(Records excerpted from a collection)
* Start *

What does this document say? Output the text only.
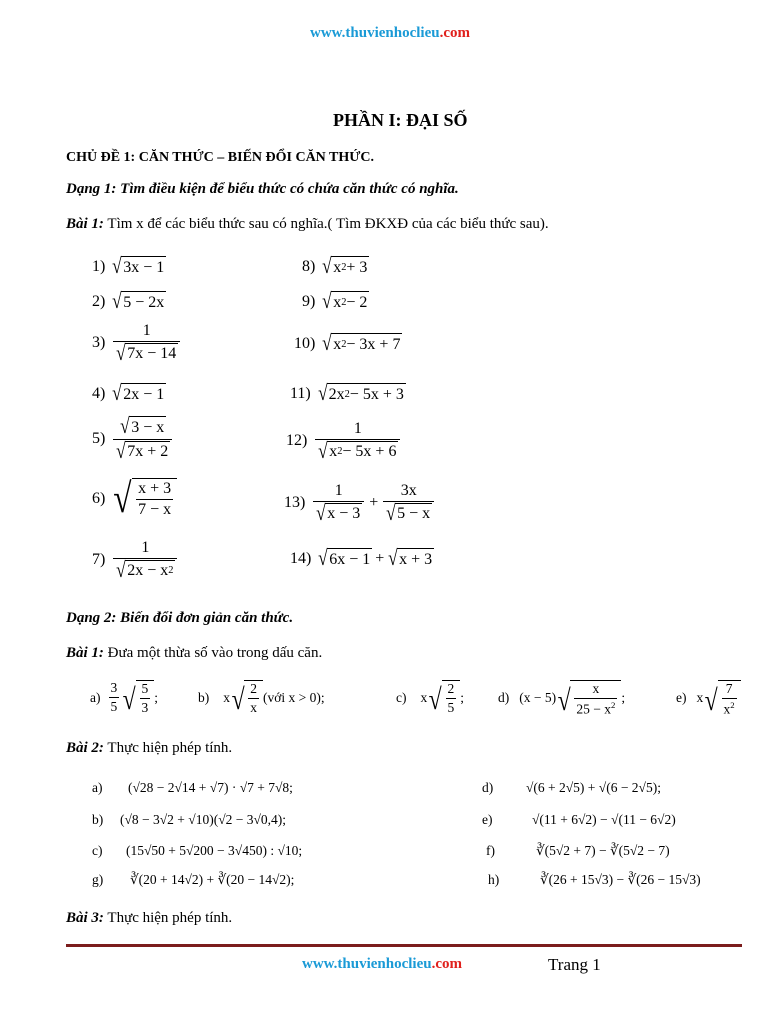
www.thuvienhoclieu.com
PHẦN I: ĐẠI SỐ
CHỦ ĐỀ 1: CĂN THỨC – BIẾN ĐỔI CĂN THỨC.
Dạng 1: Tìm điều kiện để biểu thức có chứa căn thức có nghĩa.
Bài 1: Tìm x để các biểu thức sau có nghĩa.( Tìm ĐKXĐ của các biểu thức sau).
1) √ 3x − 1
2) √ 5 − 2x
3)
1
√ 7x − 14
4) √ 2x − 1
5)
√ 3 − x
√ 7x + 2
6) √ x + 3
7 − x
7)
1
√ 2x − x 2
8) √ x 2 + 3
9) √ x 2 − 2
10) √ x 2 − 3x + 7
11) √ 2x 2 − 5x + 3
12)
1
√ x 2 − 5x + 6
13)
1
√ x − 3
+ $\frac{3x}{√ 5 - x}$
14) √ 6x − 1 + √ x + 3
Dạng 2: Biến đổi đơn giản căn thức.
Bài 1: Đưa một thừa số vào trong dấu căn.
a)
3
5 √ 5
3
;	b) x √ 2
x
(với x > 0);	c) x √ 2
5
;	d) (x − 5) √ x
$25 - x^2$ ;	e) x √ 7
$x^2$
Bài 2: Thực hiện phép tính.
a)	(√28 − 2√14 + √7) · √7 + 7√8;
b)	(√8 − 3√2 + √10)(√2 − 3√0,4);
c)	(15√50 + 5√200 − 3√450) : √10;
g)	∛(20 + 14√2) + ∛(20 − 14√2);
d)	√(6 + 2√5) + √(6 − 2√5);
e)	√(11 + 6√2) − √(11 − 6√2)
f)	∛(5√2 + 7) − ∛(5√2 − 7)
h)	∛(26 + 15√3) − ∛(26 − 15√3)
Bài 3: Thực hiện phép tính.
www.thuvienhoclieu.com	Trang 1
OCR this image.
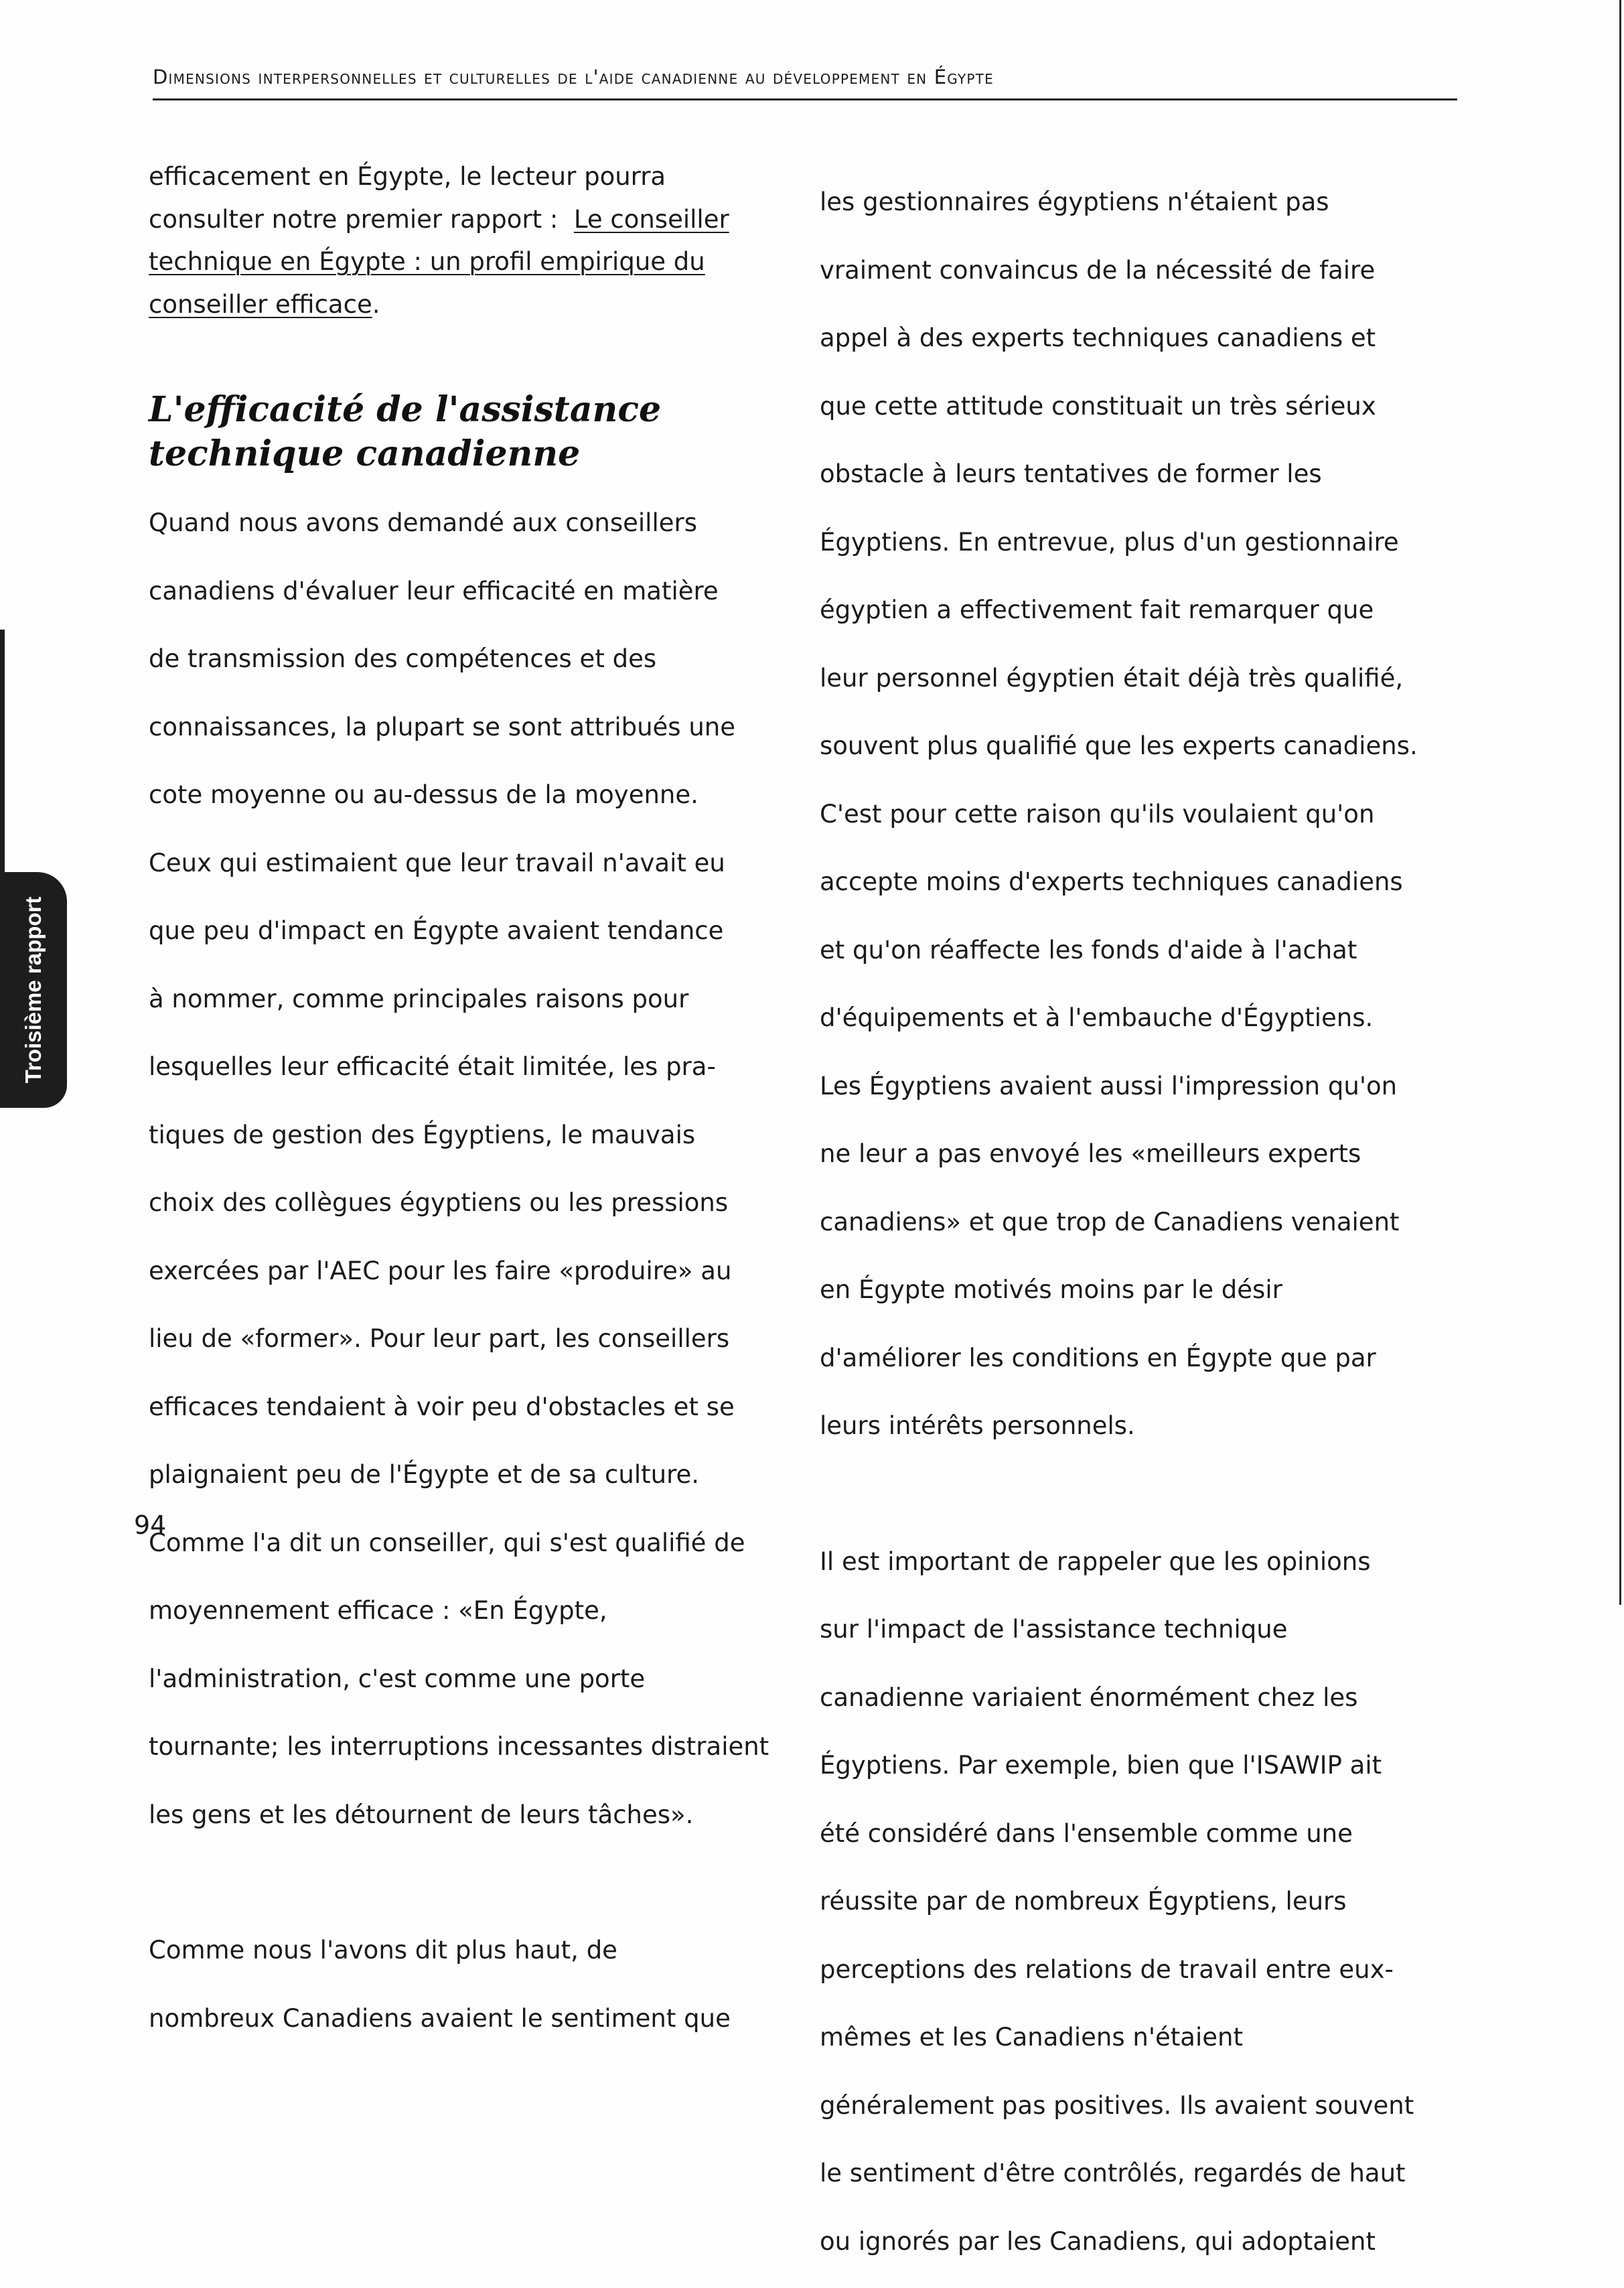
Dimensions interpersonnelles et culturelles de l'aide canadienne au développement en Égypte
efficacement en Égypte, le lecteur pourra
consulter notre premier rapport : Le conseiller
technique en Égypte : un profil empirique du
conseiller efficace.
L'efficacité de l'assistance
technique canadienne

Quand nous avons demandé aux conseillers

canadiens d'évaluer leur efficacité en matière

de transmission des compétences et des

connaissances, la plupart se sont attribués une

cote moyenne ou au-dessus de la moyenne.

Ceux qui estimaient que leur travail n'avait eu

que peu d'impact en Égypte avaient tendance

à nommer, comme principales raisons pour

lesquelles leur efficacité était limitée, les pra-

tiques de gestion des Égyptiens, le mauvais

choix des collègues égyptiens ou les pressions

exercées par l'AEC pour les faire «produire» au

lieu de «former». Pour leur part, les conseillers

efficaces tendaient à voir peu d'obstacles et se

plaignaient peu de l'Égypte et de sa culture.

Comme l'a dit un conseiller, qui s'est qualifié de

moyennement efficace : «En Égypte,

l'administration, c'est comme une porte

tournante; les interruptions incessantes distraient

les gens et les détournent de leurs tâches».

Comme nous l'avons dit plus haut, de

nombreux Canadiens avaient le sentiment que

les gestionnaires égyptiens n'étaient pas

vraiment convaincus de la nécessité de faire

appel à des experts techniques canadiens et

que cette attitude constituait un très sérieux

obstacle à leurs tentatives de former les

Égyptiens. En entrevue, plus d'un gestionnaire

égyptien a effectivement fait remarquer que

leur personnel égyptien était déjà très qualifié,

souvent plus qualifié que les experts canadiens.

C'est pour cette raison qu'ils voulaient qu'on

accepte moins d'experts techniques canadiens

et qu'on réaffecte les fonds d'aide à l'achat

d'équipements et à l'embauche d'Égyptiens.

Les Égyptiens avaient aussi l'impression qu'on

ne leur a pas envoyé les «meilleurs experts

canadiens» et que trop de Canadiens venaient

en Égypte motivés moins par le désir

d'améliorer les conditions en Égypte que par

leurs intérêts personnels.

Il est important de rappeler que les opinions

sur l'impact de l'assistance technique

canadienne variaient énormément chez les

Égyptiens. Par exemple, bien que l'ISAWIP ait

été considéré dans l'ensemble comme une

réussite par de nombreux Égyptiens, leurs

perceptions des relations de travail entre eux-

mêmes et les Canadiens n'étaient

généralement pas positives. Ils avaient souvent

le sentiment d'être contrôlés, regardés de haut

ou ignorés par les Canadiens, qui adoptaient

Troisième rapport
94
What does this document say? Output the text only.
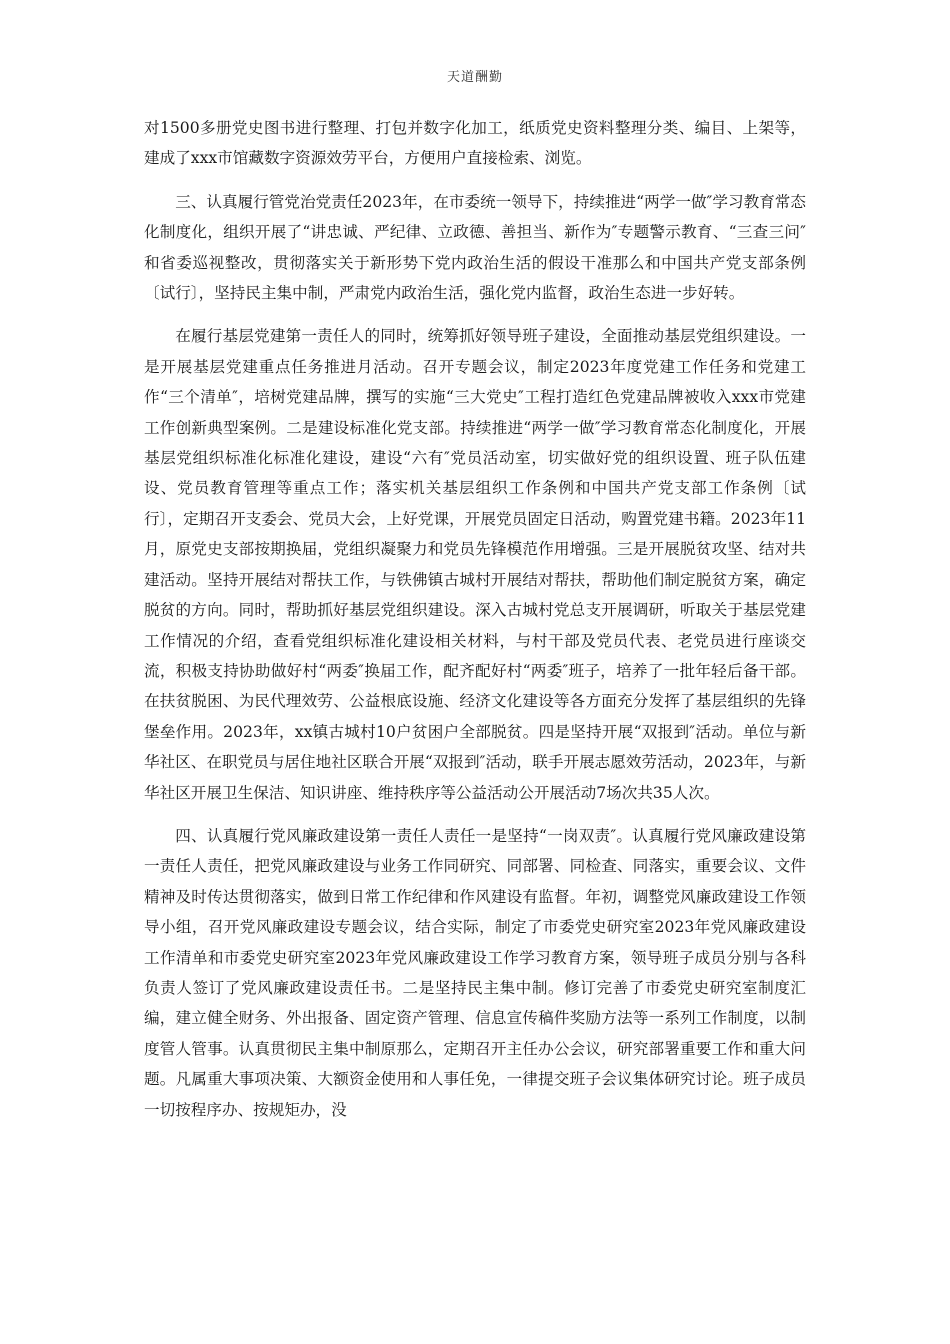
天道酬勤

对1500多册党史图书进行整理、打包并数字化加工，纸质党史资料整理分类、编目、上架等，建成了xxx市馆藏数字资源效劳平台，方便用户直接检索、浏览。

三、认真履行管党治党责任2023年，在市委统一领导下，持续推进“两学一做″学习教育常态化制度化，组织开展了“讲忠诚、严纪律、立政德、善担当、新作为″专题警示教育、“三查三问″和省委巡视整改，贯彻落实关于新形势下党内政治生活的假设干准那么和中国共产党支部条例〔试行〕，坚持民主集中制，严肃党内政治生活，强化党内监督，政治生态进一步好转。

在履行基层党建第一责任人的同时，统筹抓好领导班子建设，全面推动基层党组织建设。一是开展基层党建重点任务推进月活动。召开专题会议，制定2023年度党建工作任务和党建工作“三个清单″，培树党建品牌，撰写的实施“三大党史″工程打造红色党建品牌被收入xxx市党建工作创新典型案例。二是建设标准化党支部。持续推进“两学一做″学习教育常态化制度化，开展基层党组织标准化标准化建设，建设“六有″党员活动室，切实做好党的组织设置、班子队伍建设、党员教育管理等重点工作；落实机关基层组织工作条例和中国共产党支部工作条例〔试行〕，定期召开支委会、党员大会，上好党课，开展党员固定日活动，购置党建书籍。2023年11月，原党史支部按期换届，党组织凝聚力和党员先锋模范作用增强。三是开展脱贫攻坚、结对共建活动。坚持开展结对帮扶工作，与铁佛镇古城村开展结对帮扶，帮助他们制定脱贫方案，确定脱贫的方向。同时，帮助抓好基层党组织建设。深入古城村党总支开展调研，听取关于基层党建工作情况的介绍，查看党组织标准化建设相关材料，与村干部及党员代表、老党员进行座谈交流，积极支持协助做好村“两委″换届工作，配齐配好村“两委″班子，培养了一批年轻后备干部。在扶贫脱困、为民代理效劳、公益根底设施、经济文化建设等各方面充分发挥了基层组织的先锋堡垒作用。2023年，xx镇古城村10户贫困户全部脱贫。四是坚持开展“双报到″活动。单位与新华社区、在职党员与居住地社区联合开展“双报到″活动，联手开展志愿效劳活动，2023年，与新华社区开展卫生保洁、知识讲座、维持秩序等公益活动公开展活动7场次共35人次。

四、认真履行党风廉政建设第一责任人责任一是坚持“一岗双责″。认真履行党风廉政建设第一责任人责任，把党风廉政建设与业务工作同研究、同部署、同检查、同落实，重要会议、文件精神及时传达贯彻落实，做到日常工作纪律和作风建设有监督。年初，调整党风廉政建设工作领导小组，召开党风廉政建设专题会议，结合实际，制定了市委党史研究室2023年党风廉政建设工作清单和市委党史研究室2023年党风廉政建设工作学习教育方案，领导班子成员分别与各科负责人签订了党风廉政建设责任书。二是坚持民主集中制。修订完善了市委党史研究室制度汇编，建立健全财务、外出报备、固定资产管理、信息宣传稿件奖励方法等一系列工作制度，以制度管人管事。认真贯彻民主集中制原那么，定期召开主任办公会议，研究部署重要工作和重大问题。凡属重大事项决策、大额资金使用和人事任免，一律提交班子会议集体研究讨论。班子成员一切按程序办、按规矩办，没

* End *

Exercise details: Copy out every line in the listing where the word "Égypte" appears.

Response:
Dimensions interpersonnelles et culturelles de l'aide canadienne au développement en Égypte
efficacement en Égypte, le lecteur pourra
technique en Égypte : un profil empirique du
que peu d'impact en Égypte avaient tendance
plaignaient peu de l'Égypte et de sa culture.
moyennement efficace : «En Égypte,
en Égypte motivés moins par le désir
d'améliorer les conditions en Égypte que par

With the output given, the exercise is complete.